__Data supplied__:
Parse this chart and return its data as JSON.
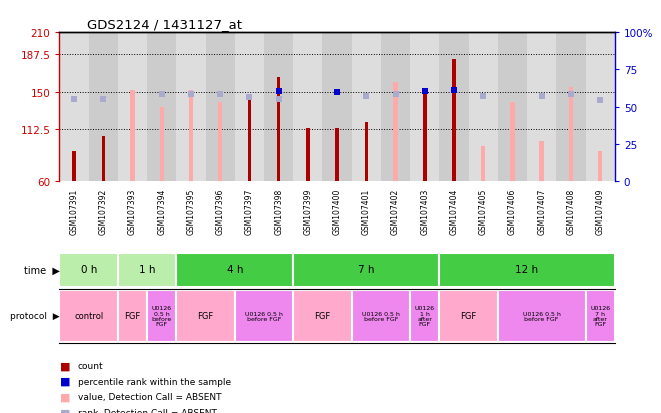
{
  "title": "GDS2124 / 1431127_at",
  "samples": [
    "GSM107391",
    "GSM107392",
    "GSM107393",
    "GSM107394",
    "GSM107395",
    "GSM107396",
    "GSM107397",
    "GSM107398",
    "GSM107399",
    "GSM107400",
    "GSM107401",
    "GSM107402",
    "GSM107403",
    "GSM107404",
    "GSM107405",
    "GSM107406",
    "GSM107407",
    "GSM107408",
    "GSM107409"
  ],
  "red_values": [
    90,
    105,
    null,
    null,
    null,
    null,
    148,
    165,
    113,
    113,
    120,
    null,
    152,
    183,
    null,
    null,
    null,
    null,
    null
  ],
  "pink_values": [
    null,
    null,
    152,
    135,
    152,
    140,
    null,
    null,
    90,
    null,
    null,
    160,
    null,
    null,
    95,
    140,
    100,
    155,
    90
  ],
  "blue_values": [
    null,
    null,
    null,
    null,
    null,
    null,
    null,
    151,
    null,
    150,
    null,
    null,
    151,
    152,
    null,
    null,
    null,
    null,
    null
  ],
  "lightblue_values": [
    143,
    143,
    null,
    148,
    148,
    148,
    145,
    143,
    null,
    null,
    146,
    148,
    null,
    null,
    146,
    null,
    146,
    148,
    142
  ],
  "ylim_left": [
    60,
    210
  ],
  "ylim_right": [
    0,
    100
  ],
  "yticks_left": [
    60,
    112.5,
    150,
    187.5,
    210
  ],
  "yticks_right": [
    0,
    25,
    50,
    75,
    100
  ],
  "dotted_lines": [
    187.5,
    150,
    112.5
  ],
  "time_groups": [
    {
      "label": "0 h",
      "start": 0,
      "end": 2,
      "color": "#BBEEAA"
    },
    {
      "label": "1 h",
      "start": 2,
      "end": 4,
      "color": "#BBEEAA"
    },
    {
      "label": "4 h",
      "start": 4,
      "end": 8,
      "color": "#44CC44"
    },
    {
      "label": "7 h",
      "start": 8,
      "end": 13,
      "color": "#44CC44"
    },
    {
      "label": "12 h",
      "start": 13,
      "end": 19,
      "color": "#44CC44"
    }
  ],
  "protocol_groups": [
    {
      "label": "control",
      "start": 0,
      "end": 2,
      "color": "#FFAACC"
    },
    {
      "label": "FGF",
      "start": 2,
      "end": 3,
      "color": "#FFAACC"
    },
    {
      "label": "U0126\n0.5 h\nbefore\nFGF",
      "start": 3,
      "end": 4,
      "color": "#EE88EE"
    },
    {
      "label": "FGF",
      "start": 4,
      "end": 6,
      "color": "#FFAACC"
    },
    {
      "label": "U0126 0.5 h\nbefore FGF",
      "start": 6,
      "end": 8,
      "color": "#EE88EE"
    },
    {
      "label": "FGF",
      "start": 8,
      "end": 10,
      "color": "#FFAACC"
    },
    {
      "label": "U0126 0.5 h\nbefore FGF",
      "start": 10,
      "end": 12,
      "color": "#EE88EE"
    },
    {
      "label": "U0126\n1 h\nafter\nFGF",
      "start": 12,
      "end": 13,
      "color": "#EE88EE"
    },
    {
      "label": "FGF",
      "start": 13,
      "end": 15,
      "color": "#FFAACC"
    },
    {
      "label": "U0126 0.5 h\nbefore FGF",
      "start": 15,
      "end": 18,
      "color": "#EE88EE"
    },
    {
      "label": "U0126\n7 h\nafter\nFGF",
      "start": 18,
      "end": 19,
      "color": "#EE88EE"
    }
  ],
  "red_color": "#AA0000",
  "pink_color": "#FFAAAA",
  "blue_color": "#0000CC",
  "lightblue_color": "#AAAACC",
  "left_axis_color": "#CC0000",
  "right_axis_color": "#0000CC",
  "col_bg_light": "#DDDDDD",
  "col_bg_dark": "#CCCCCC"
}
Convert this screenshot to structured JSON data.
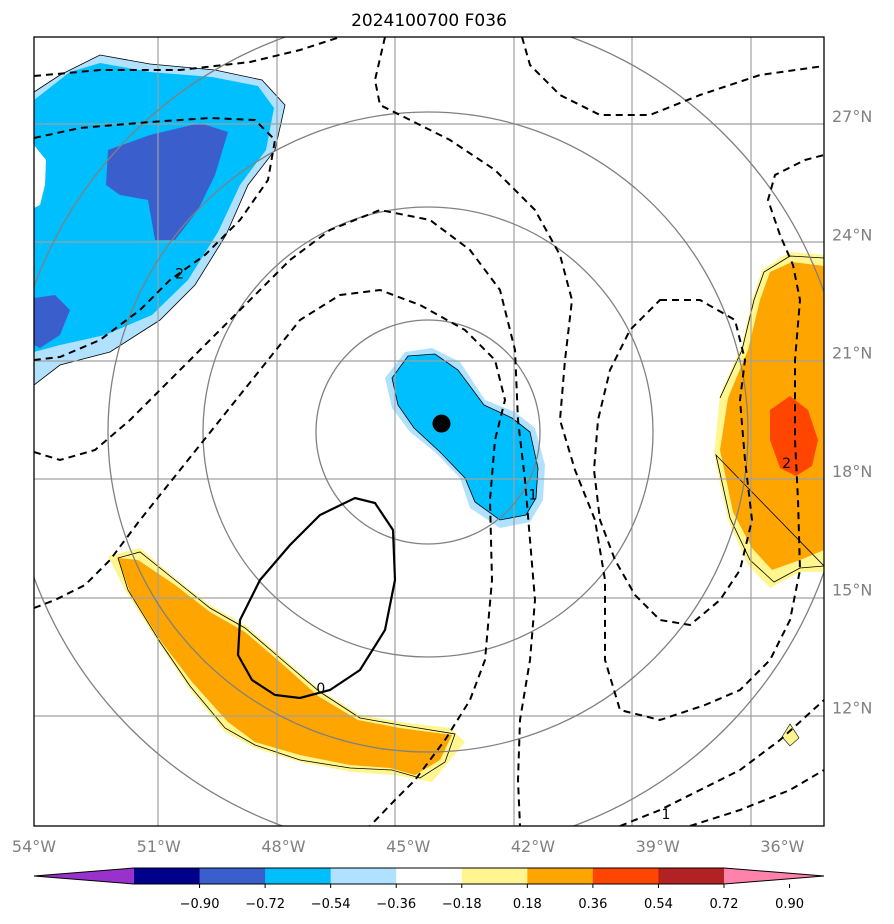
{
  "title": "2024100700 F036",
  "map": {
    "lon_range": [
      -54,
      -35
    ],
    "lat_range": [
      9,
      29
    ],
    "lon_ticks": [
      {
        "value": -54,
        "label": "54°W"
      },
      {
        "value": -51,
        "label": "51°W"
      },
      {
        "value": -48,
        "label": "48°W"
      },
      {
        "value": -45,
        "label": "45°W"
      },
      {
        "value": -42,
        "label": "42°W"
      },
      {
        "value": -39,
        "label": "39°W"
      },
      {
        "value": -36,
        "label": "36°W"
      }
    ],
    "lat_ticks": [
      {
        "value": 27,
        "label": "27°N"
      },
      {
        "value": 24,
        "label": "24°N"
      },
      {
        "value": 21,
        "label": "21°N"
      },
      {
        "value": 18,
        "label": "18°N"
      },
      {
        "value": 15,
        "label": "15°N"
      },
      {
        "value": 12,
        "label": "12°N"
      }
    ],
    "center_marker": {
      "lon": -44.2,
      "lat": 19.2,
      "color": "#000000"
    },
    "contour_labels": [
      {
        "text": "2",
        "lon": -50.5,
        "lat": 23.0
      },
      {
        "text": "1",
        "lon": -42.0,
        "lat": 17.4
      },
      {
        "text": "2",
        "lon": -35.9,
        "lat": 18.2
      },
      {
        "text": "0",
        "lon": -47.1,
        "lat": 12.5
      },
      {
        "text": "1",
        "lon": -38.8,
        "lat": 9.3
      }
    ]
  },
  "colorbar": {
    "colors": [
      "#9932cc",
      "#00008b",
      "#3a5fcd",
      "#00bfff",
      "#b0e2ff",
      "#ffffff",
      "#fff68f",
      "#ffa500",
      "#ff4500",
      "#b22222",
      "#ff82ab"
    ],
    "tick_labels": [
      "−0.90",
      "−0.72",
      "−0.54",
      "−0.36",
      "−0.18",
      "0.18",
      "0.36",
      "0.54",
      "0.72",
      "0.90"
    ]
  }
}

__Your task__:
Filter the records above for lines containing the word "this", and copy those lines.

__Written answer__:
Parse this chart and return its data as JSON.
Convert this screenshot to structured JSON data.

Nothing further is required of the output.